(Items from a dataset)
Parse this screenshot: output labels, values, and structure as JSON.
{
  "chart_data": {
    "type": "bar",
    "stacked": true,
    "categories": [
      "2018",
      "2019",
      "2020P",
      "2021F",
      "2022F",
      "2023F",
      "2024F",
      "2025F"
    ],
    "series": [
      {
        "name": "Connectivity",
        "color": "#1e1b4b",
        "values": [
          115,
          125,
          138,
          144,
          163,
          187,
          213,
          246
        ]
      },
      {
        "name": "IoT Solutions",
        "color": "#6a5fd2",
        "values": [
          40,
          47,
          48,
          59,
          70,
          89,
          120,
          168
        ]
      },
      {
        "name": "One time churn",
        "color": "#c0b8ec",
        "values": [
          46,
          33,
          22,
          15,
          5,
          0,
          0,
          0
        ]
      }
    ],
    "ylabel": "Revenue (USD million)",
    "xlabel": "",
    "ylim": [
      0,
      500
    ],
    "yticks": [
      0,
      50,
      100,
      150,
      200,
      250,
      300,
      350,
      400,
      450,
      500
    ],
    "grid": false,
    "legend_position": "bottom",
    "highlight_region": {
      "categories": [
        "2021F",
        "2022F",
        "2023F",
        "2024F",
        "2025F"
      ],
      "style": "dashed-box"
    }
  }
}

:: SHORT TASK ::
Show every line from the entries above in which the word "color" appears.

:: ANSWER IN FULL ::
        "color": "#1e1b4b",
        "color": "#6a5fd2",
        "color": "#c0b8ec",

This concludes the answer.